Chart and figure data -
▼

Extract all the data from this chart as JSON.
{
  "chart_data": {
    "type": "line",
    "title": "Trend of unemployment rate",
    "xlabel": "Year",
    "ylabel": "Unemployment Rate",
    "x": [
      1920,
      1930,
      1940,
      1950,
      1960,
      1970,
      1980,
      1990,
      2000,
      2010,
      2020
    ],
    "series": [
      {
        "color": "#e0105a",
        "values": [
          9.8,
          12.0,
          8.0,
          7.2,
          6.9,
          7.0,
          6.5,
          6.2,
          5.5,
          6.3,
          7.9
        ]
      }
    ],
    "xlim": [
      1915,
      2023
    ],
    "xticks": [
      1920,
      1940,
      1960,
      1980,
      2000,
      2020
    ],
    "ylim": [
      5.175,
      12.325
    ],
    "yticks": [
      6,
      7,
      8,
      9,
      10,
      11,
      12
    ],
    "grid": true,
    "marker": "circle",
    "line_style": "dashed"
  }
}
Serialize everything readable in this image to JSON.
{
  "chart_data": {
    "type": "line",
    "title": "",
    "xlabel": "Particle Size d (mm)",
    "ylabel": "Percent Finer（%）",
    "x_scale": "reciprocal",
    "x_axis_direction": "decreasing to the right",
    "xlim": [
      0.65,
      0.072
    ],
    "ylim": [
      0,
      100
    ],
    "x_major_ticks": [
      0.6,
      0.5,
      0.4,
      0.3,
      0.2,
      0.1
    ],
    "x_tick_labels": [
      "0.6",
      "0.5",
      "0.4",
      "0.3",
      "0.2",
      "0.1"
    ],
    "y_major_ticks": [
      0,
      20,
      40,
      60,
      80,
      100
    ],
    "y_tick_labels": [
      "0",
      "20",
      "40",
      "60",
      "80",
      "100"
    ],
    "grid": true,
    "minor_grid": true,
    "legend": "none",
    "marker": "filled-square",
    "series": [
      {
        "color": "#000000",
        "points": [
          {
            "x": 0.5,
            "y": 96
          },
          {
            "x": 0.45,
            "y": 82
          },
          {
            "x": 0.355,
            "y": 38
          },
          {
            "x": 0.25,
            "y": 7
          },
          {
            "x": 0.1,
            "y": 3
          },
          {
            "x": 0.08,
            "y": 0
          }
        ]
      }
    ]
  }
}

▲

Return each line of the records above exactly as it reads.

Task output -
Extract all the data from this chart as JSON.
{
  "chart_data": {
    "type": "line",
    "title": "Trend of unemployment rate",
    "xlabel": "Year",
    "ylabel": "Unemployment Rate",
    "x": [
      1920,
      1930,
      1940,
      1950,
      1960,
      1970,
      1980,
      1990,
      2000,
      2010,
      2020
    ],
    "series": [
      {
        "color": "#e0105a",
        "values": [
          9.8,
          12.0,
          8.0,
          7.2,
          6.9,
          7.0,
          6.5,
          6.2,
          5.5,
          6.3,
          7.9
        ]
      }
    ],
    "xlim": [
      1915,
      2023
    ],
    "xticks": [
      1920,
      1940,
      1960,
      1980,
      2000,
      2020
    ],
    "ylim": [
      5.175,
      12.325
    ],
    "yticks": [
      6,
      7,
      8,
      9,
      10,
      11,
      12
    ],
    "grid": true,
    "marker": "circle",
    "line_style": "dashed"
  }
}
Serialize everything readable in this image to JSON.
{
  "chart_data": {
    "type": "line",
    "title": "",
    "xlabel": "Particle Size d (mm)",
    "ylabel": "Percent Finer（%）",
    "x_scale": "reciprocal",
    "x_axis_direction": "decreasing to the right",
    "xlim": [
      0.65,
      0.072
    ],
    "ylim": [
      0,
      100
    ],
    "x_major_ticks": [
      0.6,
      0.5,
      0.4,
      0.3,
      0.2,
      0.1
    ],
    "x_tick_labels": [
      "0.6",
      "0.5",
      "0.4",
      "0.3",
      "0.2",
      "0.1"
    ],
    "y_major_ticks": [
      0,
      20,
      40,
      60,
      80,
      100
    ],
    "y_tick_labels": [
      "0",
      "20",
      "40",
      "60",
      "80",
      "100"
    ],
    "grid": true,
    "minor_grid": true,
    "legend": "none",
    "marker": "filled-square",
    "series": [
      {
        "color": "#000000",
        "points": [
          {
            "x": 0.5,
            "y": 96
          },
          {
            "x": 0.45,
            "y": 82
          },
          {
            "x": 0.355,
            "y": 38
          },
          {
            "x": 0.25,
            "y": 7
          },
          {
            "x": 0.1,
            "y": 3
          },
          {
            "x": 0.08,
            "y": 0
          }
        ]
      }
    ]
  }
}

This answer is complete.